[EXCERPTED RECORDS]
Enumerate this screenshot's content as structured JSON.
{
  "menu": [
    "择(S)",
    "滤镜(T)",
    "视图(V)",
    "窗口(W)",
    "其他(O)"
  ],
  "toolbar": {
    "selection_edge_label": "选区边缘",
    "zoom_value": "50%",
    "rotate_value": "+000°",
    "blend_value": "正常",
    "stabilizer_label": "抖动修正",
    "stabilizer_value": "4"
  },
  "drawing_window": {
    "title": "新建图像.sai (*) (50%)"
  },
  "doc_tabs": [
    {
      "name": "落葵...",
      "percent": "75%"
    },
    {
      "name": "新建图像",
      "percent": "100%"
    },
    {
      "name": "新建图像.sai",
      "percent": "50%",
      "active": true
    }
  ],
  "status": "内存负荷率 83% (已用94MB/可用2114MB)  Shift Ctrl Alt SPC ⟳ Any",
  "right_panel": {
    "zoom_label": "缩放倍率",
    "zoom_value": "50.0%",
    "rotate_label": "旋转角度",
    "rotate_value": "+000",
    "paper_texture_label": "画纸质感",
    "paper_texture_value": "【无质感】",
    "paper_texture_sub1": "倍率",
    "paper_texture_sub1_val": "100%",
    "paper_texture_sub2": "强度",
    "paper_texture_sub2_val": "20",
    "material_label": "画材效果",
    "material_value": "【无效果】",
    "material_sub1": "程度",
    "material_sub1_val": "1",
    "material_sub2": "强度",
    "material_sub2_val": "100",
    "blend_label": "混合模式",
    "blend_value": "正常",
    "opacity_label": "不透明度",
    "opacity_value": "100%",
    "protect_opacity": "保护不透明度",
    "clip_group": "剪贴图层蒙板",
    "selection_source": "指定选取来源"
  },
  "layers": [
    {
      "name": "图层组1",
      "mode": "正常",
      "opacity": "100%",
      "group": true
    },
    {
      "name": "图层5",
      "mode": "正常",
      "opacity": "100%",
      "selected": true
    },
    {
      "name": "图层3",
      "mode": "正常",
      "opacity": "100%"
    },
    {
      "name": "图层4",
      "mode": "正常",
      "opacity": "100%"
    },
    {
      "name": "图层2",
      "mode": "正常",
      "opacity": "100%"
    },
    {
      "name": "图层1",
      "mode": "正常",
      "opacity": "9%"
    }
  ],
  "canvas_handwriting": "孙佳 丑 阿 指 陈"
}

[SET EXERCISE] Repeat each record exactly. Omit nothing.

[ANSWER FOR THIS EXERCISE]
Enumerate this screenshot's content as structured JSON.
{
  "menu": [
    "择(S)",
    "滤镜(T)",
    "视图(V)",
    "窗口(W)",
    "其他(O)"
  ],
  "toolbar": {
    "selection_edge_label": "选区边缘",
    "zoom_value": "50%",
    "rotate_value": "+000°",
    "blend_value": "正常",
    "stabilizer_label": "抖动修正",
    "stabilizer_value": "4"
  },
  "drawing_window": {
    "title": "新建图像.sai (*) (50%)"
  },
  "doc_tabs": [
    {
      "name": "落葵...",
      "percent": "75%"
    },
    {
      "name": "新建图像",
      "percent": "100%"
    },
    {
      "name": "新建图像.sai",
      "percent": "50%",
      "active": true
    }
  ],
  "status": "内存负荷率 83% (已用94MB/可用2114MB)  Shift Ctrl Alt SPC ⟳ Any",
  "right_panel": {
    "zoom_label": "缩放倍率",
    "zoom_value": "50.0%",
    "rotate_label": "旋转角度",
    "rotate_value": "+000",
    "paper_texture_label": "画纸质感",
    "paper_texture_value": "【无质感】",
    "paper_texture_sub1": "倍率",
    "paper_texture_sub1_val": "100%",
    "paper_texture_sub2": "强度",
    "paper_texture_sub2_val": "20",
    "material_label": "画材效果",
    "material_value": "【无效果】",
    "material_sub1": "程度",
    "material_sub1_val": "1",
    "material_sub2": "强度",
    "material_sub2_val": "100",
    "blend_label": "混合模式",
    "blend_value": "正常",
    "opacity_label": "不透明度",
    "opacity_value": "100%",
    "protect_opacity": "保护不透明度",
    "clip_group": "剪贴图层蒙板",
    "selection_source": "指定选取来源"
  },
  "layers": [
    {
      "name": "图层组1",
      "mode": "正常",
      "opacity": "100%",
      "group": true
    },
    {
      "name": "图层5",
      "mode": "正常",
      "opacity": "100%",
      "selected": true
    },
    {
      "name": "图层3",
      "mode": "正常",
      "opacity": "100%"
    },
    {
      "name": "图层4",
      "mode": "正常",
      "opacity": "100%"
    },
    {
      "name": "图层2",
      "mode": "正常",
      "opacity": "100%"
    },
    {
      "name": "图层1",
      "mode": "正常",
      "opacity": "9%"
    }
  ],
  "canvas_handwriting": "孙佳 丑 阿 指 陈"
}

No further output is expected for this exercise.